* _Your instructions_: Every line with the string "Elite" should be gathered.

── Dataset content ──

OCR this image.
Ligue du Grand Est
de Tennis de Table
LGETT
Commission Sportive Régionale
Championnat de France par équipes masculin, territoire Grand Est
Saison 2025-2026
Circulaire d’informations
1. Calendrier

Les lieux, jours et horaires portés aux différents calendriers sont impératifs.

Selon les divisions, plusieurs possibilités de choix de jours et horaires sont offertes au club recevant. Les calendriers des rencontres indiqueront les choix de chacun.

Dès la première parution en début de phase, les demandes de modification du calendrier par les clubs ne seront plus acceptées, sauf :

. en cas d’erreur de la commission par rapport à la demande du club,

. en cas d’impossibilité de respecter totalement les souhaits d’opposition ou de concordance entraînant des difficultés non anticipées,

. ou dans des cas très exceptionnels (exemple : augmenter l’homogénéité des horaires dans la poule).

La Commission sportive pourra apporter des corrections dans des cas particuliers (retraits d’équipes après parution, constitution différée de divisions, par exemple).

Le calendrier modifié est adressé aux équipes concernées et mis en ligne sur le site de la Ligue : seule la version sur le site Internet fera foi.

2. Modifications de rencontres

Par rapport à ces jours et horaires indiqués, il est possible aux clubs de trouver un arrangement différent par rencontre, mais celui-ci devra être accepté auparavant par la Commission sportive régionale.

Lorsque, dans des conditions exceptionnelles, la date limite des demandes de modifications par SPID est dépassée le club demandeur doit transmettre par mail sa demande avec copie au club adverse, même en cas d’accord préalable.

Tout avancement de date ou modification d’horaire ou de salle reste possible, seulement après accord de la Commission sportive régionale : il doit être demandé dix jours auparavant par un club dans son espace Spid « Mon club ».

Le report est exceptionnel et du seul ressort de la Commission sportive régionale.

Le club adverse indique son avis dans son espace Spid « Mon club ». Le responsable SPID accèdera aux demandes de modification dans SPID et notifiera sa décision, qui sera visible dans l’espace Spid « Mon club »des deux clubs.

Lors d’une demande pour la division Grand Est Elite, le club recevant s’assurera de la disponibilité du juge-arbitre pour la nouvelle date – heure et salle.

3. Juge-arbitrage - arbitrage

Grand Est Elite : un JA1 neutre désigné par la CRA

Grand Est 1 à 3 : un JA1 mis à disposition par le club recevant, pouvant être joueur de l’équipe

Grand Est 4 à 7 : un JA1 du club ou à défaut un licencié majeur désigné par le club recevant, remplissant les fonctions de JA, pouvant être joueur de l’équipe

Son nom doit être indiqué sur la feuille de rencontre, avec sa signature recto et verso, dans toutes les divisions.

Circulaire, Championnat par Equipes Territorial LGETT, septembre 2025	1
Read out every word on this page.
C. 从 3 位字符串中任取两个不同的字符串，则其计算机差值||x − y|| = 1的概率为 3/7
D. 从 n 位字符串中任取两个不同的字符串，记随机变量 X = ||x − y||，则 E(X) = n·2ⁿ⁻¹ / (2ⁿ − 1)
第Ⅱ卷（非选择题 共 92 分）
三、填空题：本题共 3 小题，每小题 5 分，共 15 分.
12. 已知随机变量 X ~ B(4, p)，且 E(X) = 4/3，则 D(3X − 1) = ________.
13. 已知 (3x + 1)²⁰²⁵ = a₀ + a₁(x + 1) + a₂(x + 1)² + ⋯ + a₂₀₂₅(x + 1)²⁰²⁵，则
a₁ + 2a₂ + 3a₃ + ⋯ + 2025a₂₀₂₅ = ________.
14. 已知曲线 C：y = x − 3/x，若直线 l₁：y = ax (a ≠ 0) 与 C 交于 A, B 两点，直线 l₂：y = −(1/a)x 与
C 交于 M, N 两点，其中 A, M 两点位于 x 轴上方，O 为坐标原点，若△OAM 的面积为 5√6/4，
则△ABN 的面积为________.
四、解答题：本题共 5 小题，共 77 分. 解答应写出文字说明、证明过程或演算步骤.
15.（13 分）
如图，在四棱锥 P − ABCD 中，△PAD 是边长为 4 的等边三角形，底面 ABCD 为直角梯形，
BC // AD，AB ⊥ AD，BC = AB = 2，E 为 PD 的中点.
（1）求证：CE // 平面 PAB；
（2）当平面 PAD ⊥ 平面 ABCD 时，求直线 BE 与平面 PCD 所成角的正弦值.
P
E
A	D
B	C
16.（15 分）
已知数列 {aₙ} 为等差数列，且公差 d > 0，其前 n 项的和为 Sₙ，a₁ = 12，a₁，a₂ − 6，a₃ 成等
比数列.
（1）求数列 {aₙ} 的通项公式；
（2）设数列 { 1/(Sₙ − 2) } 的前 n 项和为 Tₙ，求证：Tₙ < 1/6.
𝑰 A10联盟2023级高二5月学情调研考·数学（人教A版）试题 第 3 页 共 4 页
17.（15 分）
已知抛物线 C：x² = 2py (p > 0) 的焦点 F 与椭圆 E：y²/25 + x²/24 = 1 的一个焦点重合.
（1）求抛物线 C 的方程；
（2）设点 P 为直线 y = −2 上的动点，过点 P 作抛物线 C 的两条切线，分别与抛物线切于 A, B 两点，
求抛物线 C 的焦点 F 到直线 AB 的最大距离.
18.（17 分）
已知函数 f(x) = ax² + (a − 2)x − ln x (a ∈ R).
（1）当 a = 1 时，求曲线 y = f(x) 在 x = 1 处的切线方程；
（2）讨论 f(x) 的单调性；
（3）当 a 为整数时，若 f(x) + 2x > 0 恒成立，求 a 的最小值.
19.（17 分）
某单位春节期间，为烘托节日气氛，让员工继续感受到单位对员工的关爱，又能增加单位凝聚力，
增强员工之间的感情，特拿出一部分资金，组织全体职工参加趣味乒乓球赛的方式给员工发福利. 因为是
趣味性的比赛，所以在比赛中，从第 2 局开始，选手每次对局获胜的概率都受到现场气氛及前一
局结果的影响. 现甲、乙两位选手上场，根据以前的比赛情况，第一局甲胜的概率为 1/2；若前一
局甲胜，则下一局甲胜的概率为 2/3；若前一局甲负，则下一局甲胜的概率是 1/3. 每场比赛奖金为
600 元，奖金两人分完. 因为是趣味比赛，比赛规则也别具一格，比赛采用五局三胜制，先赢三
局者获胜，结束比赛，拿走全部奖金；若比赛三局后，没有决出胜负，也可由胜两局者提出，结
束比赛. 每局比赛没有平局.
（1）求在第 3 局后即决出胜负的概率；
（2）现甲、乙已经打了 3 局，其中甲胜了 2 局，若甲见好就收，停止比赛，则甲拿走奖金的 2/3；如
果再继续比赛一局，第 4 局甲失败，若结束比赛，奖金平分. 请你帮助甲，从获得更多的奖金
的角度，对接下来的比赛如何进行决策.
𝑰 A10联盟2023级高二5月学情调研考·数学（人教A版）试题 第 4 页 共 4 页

───

* _Right answer_:
Lors d’une demande pour la division Grand Est Elite, le club recevant s’assurera de la disponibilité du juge-arbitre pour la nouvelle date – heure et salle.
Grand Est Elite : un JA1 neutre désigné par la CRA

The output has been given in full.